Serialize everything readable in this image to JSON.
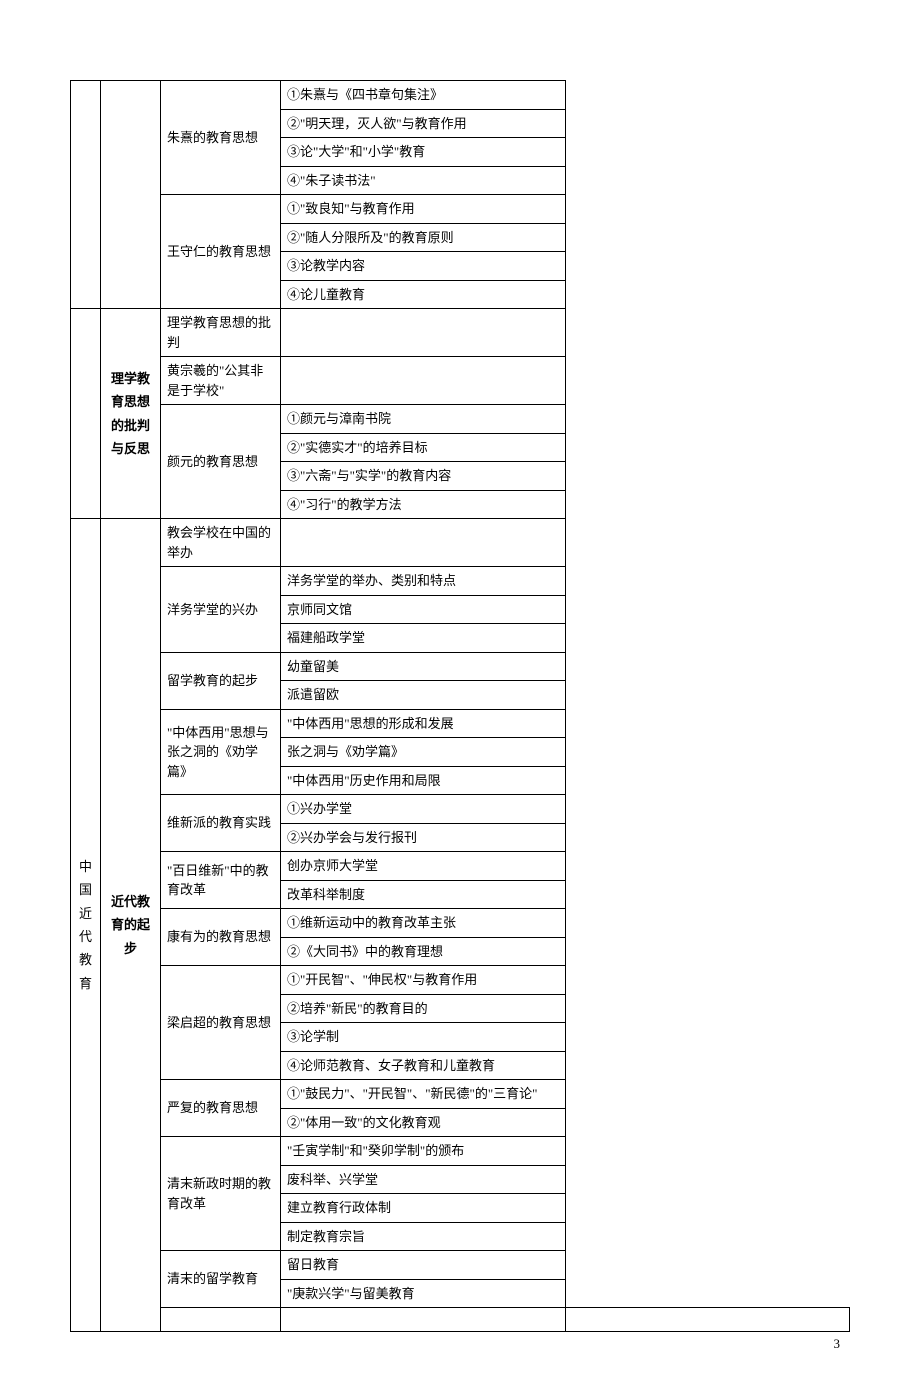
{
  "page_number": "3",
  "col1": {
    "blank_top": "",
    "modern": "中国近代教育"
  },
  "col2": {
    "blank_top": "",
    "lixue": "理学教育思想的批判与反思",
    "qibu": "近代教育的起步",
    "blank_bottom": ""
  },
  "col3": {
    "zhuxi": "朱熹的教育思想",
    "wangshouren": "王守仁的教育思想",
    "lixue_pipan": "理学教育思想的批判",
    "huangzongxi": "黄宗羲的\"公其非是于学校\"",
    "yanyuan": "颜元的教育思想",
    "jiaohui": "教会学校在中国的举办",
    "yangwu": "洋务学堂的兴办",
    "liuxue": "留学教育的起步",
    "zhongti": "\"中体西用\"思想与张之洞的《劝学篇》",
    "weixin": "维新派的教育实践",
    "bairi": "\"百日维新\"中的教育改革",
    "kangyouwei": "康有为的教育思想",
    "liangqichao": "梁启超的教育思想",
    "yanfu": "严复的教育思想",
    "qingmo_xz": "清末新政时期的教育改革",
    "qingmo_lx": "清末的留学教育"
  },
  "col4": {
    "zhuxi1": "①朱熹与《四书章句集注》",
    "zhuxi2": "②\"明天理，灭人欲\"与教育作用",
    "zhuxi3": "③论\"大学\"和\"小学\"教育",
    "zhuxi4": "④\"朱子读书法\"",
    "wang1": "①\"致良知\"与教育作用",
    "wang2": "②\"随人分限所及\"的教育原则",
    "wang3": "③论教学内容",
    "wang4": "④论儿童教育",
    "lixue_empty": "",
    "huang_empty": "",
    "yan1": "①颜元与漳南书院",
    "yan2": "②\"实德实才\"的培养目标",
    "yan3": "③\"六斋\"与\"实学\"的教育内容",
    "yan4": "④\"习行\"的教学方法",
    "jiaohui_empty": "",
    "yw1": "洋务学堂的举办、类别和特点",
    "yw2": "京师同文馆",
    "yw3": "福建船政学堂",
    "lx1": "幼童留美",
    "lx2": "派遣留欧",
    "zt1": "\"中体西用\"思想的形成和发展",
    "zt2": "张之洞与《劝学篇》",
    "zt3": "\"中体西用\"历史作用和局限",
    "wx1": "①兴办学堂",
    "wx2": "②兴办学会与发行报刊",
    "br1": "创办京师大学堂",
    "br2": "改革科举制度",
    "ky1": "①维新运动中的教育改革主张",
    "ky2": "②《大同书》中的教育理想",
    "lq1": "①\"开民智\"、\"伸民权\"与教育作用",
    "lq2": "②培养\"新民\"的教育目的",
    "lq3": "③论学制",
    "lq4": "④论师范教育、女子教育和儿童教育",
    "yf1": "①\"鼓民力\"、\"开民智\"、\"新民德\"的\"三育论\"",
    "yf2": "②\"体用一致\"的文化教育观",
    "qm1": "\"壬寅学制\"和\"癸卯学制\"的颁布",
    "qm2": "废科举、兴学堂",
    "qm3": "建立教育行政体制",
    "qm4": "制定教育宗旨",
    "qlx1": "留日教育",
    "qlx2": "\"庚款兴学\"与留美教育",
    "last_empty": ""
  }
}
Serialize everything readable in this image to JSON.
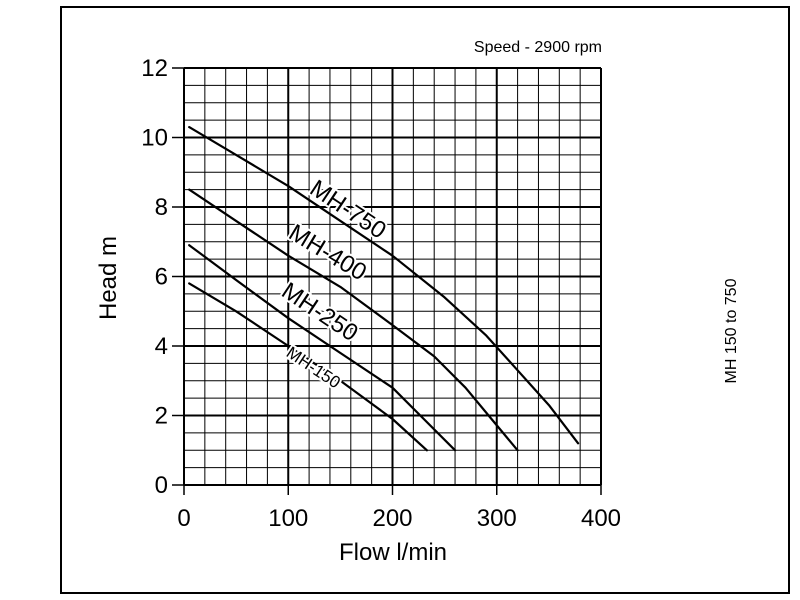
{
  "chart_data": {
    "type": "line",
    "xlabel": "Flow l/min",
    "ylabel": "Head m",
    "xlim": [
      0,
      400
    ],
    "ylim": [
      0,
      12
    ],
    "x_ticks": [
      "0",
      "100",
      "200",
      "300",
      "400"
    ],
    "y_ticks": [
      "0",
      "2",
      "4",
      "6",
      "8",
      "10",
      "12"
    ],
    "grid": true,
    "annotations": {
      "speed": "Speed - 2900 rpm",
      "side_note": "MH 150 to 750"
    },
    "series": [
      {
        "name": "MH-750",
        "x": [
          5,
          50,
          100,
          150,
          200,
          250,
          290,
          320,
          350,
          378
        ],
        "y": [
          10.3,
          9.5,
          8.6,
          7.6,
          6.6,
          5.4,
          4.3,
          3.3,
          2.3,
          1.2
        ]
      },
      {
        "name": "MH-400",
        "x": [
          5,
          50,
          100,
          150,
          200,
          240,
          270,
          295,
          320
        ],
        "y": [
          8.5,
          7.6,
          6.6,
          5.7,
          4.6,
          3.7,
          2.8,
          1.9,
          1.0
        ]
      },
      {
        "name": "MH-250",
        "x": [
          5,
          50,
          100,
          150,
          200,
          230,
          260
        ],
        "y": [
          6.9,
          5.9,
          4.8,
          3.8,
          2.8,
          1.9,
          1.0
        ]
      },
      {
        "name": "MH-150",
        "x": [
          5,
          50,
          100,
          150,
          200,
          233
        ],
        "y": [
          5.8,
          5.0,
          4.0,
          3.0,
          1.9,
          1.0
        ]
      }
    ]
  }
}
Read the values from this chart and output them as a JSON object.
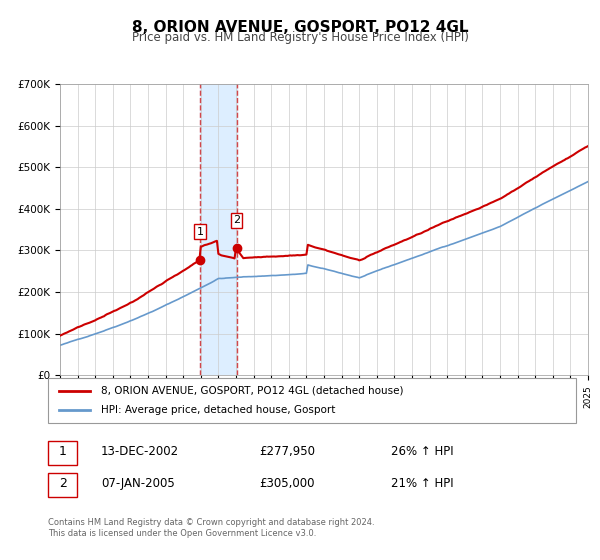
{
  "title": "8, ORION AVENUE, GOSPORT, PO12 4GL",
  "subtitle": "Price paid vs. HM Land Registry's House Price Index (HPI)",
  "legend_line1": "8, ORION AVENUE, GOSPORT, PO12 4GL (detached house)",
  "legend_line2": "HPI: Average price, detached house, Gosport",
  "sale1_label": "1",
  "sale1_date": "13-DEC-2002",
  "sale1_price": "£277,950",
  "sale1_hpi": "26% ↑ HPI",
  "sale2_label": "2",
  "sale2_date": "07-JAN-2005",
  "sale2_price": "£305,000",
  "sale2_hpi": "21% ↑ HPI",
  "sale1_year": 2002.96,
  "sale1_value": 277950,
  "sale2_year": 2005.03,
  "sale2_value": 305000,
  "footer1": "Contains HM Land Registry data © Crown copyright and database right 2024.",
  "footer2": "This data is licensed under the Open Government Licence v3.0.",
  "red_color": "#cc0000",
  "blue_color": "#6699cc",
  "shade_color": "#ddeeff",
  "grid_color": "#cccccc",
  "background_color": "#ffffff",
  "ylim": [
    0,
    700000
  ],
  "xmin": 1995,
  "xmax": 2025
}
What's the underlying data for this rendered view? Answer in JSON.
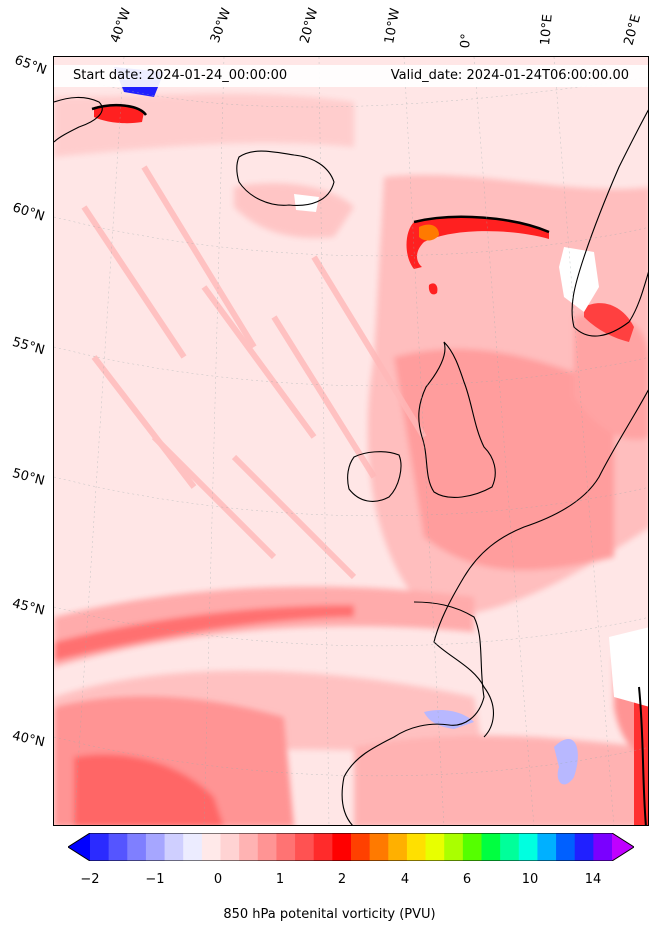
{
  "header": {
    "start_date": "Start date: 2024-01-24_00:00:00",
    "valid_date": "Valid_date: 2024-01-24T06:00:00.00"
  },
  "lon_labels": [
    "40°W",
    "30°W",
    "20°W",
    "10°W",
    "0°",
    "10°E",
    "20°E"
  ],
  "lat_labels": [
    "65°N",
    "60°N",
    "55°N",
    "50°N",
    "45°N",
    "40°N"
  ],
  "colorbar": {
    "title": "850 hPa potenital vorticity (PVU)",
    "tick_labels": [
      "−2",
      "−1",
      "0",
      "1",
      "2",
      "4",
      "6",
      "10",
      "14"
    ],
    "colors": [
      "#0000ff",
      "#2b2bff",
      "#5555ff",
      "#7f7fff",
      "#a6a6ff",
      "#cfcfff",
      "#ececff",
      "#ffe9e9",
      "#ffd3d3",
      "#ffb3b3",
      "#ff9494",
      "#ff7373",
      "#ff5252",
      "#ff2b2b",
      "#ff0000",
      "#ff4000",
      "#ff7a00",
      "#ffb000",
      "#ffe000",
      "#e8ff00",
      "#aaff00",
      "#55ff00",
      "#00ff40",
      "#00ff9a",
      "#00ffe0",
      "#00b0ff",
      "#0060ff",
      "#2020ff",
      "#7a00ff",
      "#c000ff"
    ]
  }
}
-*-
## Goal
Write out the records above exactly as they appear, leaving out any pictures.

## Complete answer
Serialize everything readable in this image to JSON.
{
  "page_number": "3",
  "col1": {
    "blank_top": "",
    "modern": "中国近代教育"
  },
  "col2": {
    "blank_top": "",
    "lixue": "理学教育思想的批判与反思",
    "qibu": "近代教育的起步",
    "blank_bottom": ""
  },
  "col3": {
    "zhuxi": "朱熹的教育思想",
    "wangshouren": "王守仁的教育思想",
    "lixue_pipan": "理学教育思想的批判",
    "huangzongxi": "黄宗羲的\"公其非是于学校\"",
    "yanyuan": "颜元的教育思想",
    "jiaohui": "教会学校在中国的举办",
    "yangwu": "洋务学堂的兴办",
    "liuxue": "留学教育的起步",
    "zhongti": "\"中体西用\"思想与张之洞的《劝学篇》",
    "weixin": "维新派的教育实践",
    "bairi": "\"百日维新\"中的教育改革",
    "kangyouwei": "康有为的教育思想",
    "liangqichao": "梁启超的教育思想",
    "yanfu": "严复的教育思想",
    "qingmo_xz": "清末新政时期的教育改革",
    "qingmo_lx": "清末的留学教育"
  },
  "col4": {
    "zhuxi1": "①朱熹与《四书章句集注》",
    "zhuxi2": "②\"明天理，灭人欲\"与教育作用",
    "zhuxi3": "③论\"大学\"和\"小学\"教育",
    "zhuxi4": "④\"朱子读书法\"",
    "wang1": "①\"致良知\"与教育作用",
    "wang2": "②\"随人分限所及\"的教育原则",
    "wang3": "③论教学内容",
    "wang4": "④论儿童教育",
    "lixue_empty": "",
    "huang_empty": "",
    "yan1": "①颜元与漳南书院",
    "yan2": "②\"实德实才\"的培养目标",
    "yan3": "③\"六斋\"与\"实学\"的教育内容",
    "yan4": "④\"习行\"的教学方法",
    "jiaohui_empty": "",
    "yw1": "洋务学堂的举办、类别和特点",
    "yw2": "京师同文馆",
    "yw3": "福建船政学堂",
    "lx1": "幼童留美",
    "lx2": "派遣留欧",
    "zt1": "\"中体西用\"思想的形成和发展",
    "zt2": "张之洞与《劝学篇》",
    "zt3": "\"中体西用\"历史作用和局限",
    "wx1": "①兴办学堂",
    "wx2": "②兴办学会与发行报刊",
    "br1": "创办京师大学堂",
    "br2": "改革科举制度",
    "ky1": "①维新运动中的教育改革主张",
    "ky2": "②《大同书》中的教育理想",
    "lq1": "①\"开民智\"、\"伸民权\"与教育作用",
    "lq2": "②培养\"新民\"的教育目的",
    "lq3": "③论学制",
    "lq4": "④论师范教育、女子教育和儿童教育",
    "yf1": "①\"鼓民力\"、\"开民智\"、\"新民德\"的\"三育论\"",
    "yf2": "②\"体用一致\"的文化教育观",
    "qm1": "\"壬寅学制\"和\"癸卯学制\"的颁布",
    "qm2": "废科举、兴学堂",
    "qm3": "建立教育行政体制",
    "qm4": "制定教育宗旨",
    "qlx1": "留日教育",
    "qlx2": "\"庚款兴学\"与留美教育",
    "last_empty": ""
  }
}
Serialize everything readable in this image to JSON.
{
  "chart_data": {
    "type": "line",
    "xlabel": "Flow l/min",
    "ylabel": "Head m",
    "xlim": [
      0,
      400
    ],
    "ylim": [
      0,
      12
    ],
    "x_ticks": [
      "0",
      "100",
      "200",
      "300",
      "400"
    ],
    "y_ticks": [
      "0",
      "2",
      "4",
      "6",
      "8",
      "10",
      "12"
    ],
    "grid": true,
    "annotations": {
      "speed": "Speed - 2900 rpm",
      "side_note": "MH 150 to 750"
    },
    "series": [
      {
        "name": "MH-750",
        "x": [
          5,
          50,
          100,
          150,
          200,
          250,
          290,
          320,
          350,
          378
        ],
        "y": [
          10.3,
          9.5,
          8.6,
          7.6,
          6.6,
          5.4,
          4.3,
          3.3,
          2.3,
          1.2
        ]
      },
      {
        "name": "MH-400",
        "x": [
          5,
          50,
          100,
          150,
          200,
          240,
          270,
          295,
          320
        ],
        "y": [
          8.5,
          7.6,
          6.6,
          5.7,
          4.6,
          3.7,
          2.8,
          1.9,
          1.0
        ]
      },
      {
        "name": "MH-250",
        "x": [
          5,
          50,
          100,
          150,
          200,
          230,
          260
        ],
        "y": [
          6.9,
          5.9,
          4.8,
          3.8,
          2.8,
          1.9,
          1.0
        ]
      },
      {
        "name": "MH-150",
        "x": [
          5,
          50,
          100,
          150,
          200,
          233
        ],
        "y": [
          5.8,
          5.0,
          4.0,
          3.0,
          1.9,
          1.0
        ]
      }
    ]
  }
}
Read the values from this chart and output them as a JSON object.
{
  "title": "8, ORION AVENUE, GOSPORT, PO12 4GL",
  "subtitle": "Price paid vs. HM Land Registry's House Price Index (HPI)",
  "legend_line1": "8, ORION AVENUE, GOSPORT, PO12 4GL (detached house)",
  "legend_line2": "HPI: Average price, detached house, Gosport",
  "sale1_label": "1",
  "sale1_date": "13-DEC-2002",
  "sale1_price": "£277,950",
  "sale1_hpi": "26% ↑ HPI",
  "sale2_label": "2",
  "sale2_date": "07-JAN-2005",
  "sale2_price": "£305,000",
  "sale2_hpi": "21% ↑ HPI",
  "sale1_year": 2002.96,
  "sale1_value": 277950,
  "sale2_year": 2005.03,
  "sale2_value": 305000,
  "footer1": "Contains HM Land Registry data © Crown copyright and database right 2024.",
  "footer2": "This data is licensed under the Open Government Licence v3.0.",
  "red_color": "#cc0000",
  "blue_color": "#6699cc",
  "shade_color": "#ddeeff",
  "grid_color": "#cccccc",
  "background_color": "#ffffff",
  "ylim": [
    0,
    700000
  ],
  "xmin": 1995,
  "xmax": 2025
}
What's the underlying data for this rendered view? Answer in JSON.
{
  "header": {
    "start_date": "Start date: 2024-01-24_00:00:00",
    "valid_date": "Valid_date: 2024-01-24T06:00:00.00"
  },
  "lon_labels": [
    "40°W",
    "30°W",
    "20°W",
    "10°W",
    "0°",
    "10°E",
    "20°E"
  ],
  "lat_labels": [
    "65°N",
    "60°N",
    "55°N",
    "50°N",
    "45°N",
    "40°N"
  ],
  "colorbar": {
    "title": "850 hPa potenital vorticity (PVU)",
    "tick_labels": [
      "−2",
      "−1",
      "0",
      "1",
      "2",
      "4",
      "6",
      "10",
      "14"
    ],
    "colors": [
      "#0000ff",
      "#2b2bff",
      "#5555ff",
      "#7f7fff",
      "#a6a6ff",
      "#cfcfff",
      "#ececff",
      "#ffe9e9",
      "#ffd3d3",
      "#ffb3b3",
      "#ff9494",
      "#ff7373",
      "#ff5252",
      "#ff2b2b",
      "#ff0000",
      "#ff4000",
      "#ff7a00",
      "#ffb000",
      "#ffe000",
      "#e8ff00",
      "#aaff00",
      "#55ff00",
      "#00ff40",
      "#00ff9a",
      "#00ffe0",
      "#00b0ff",
      "#0060ff",
      "#2020ff",
      "#7a00ff",
      "#c000ff"
    ]
  }
}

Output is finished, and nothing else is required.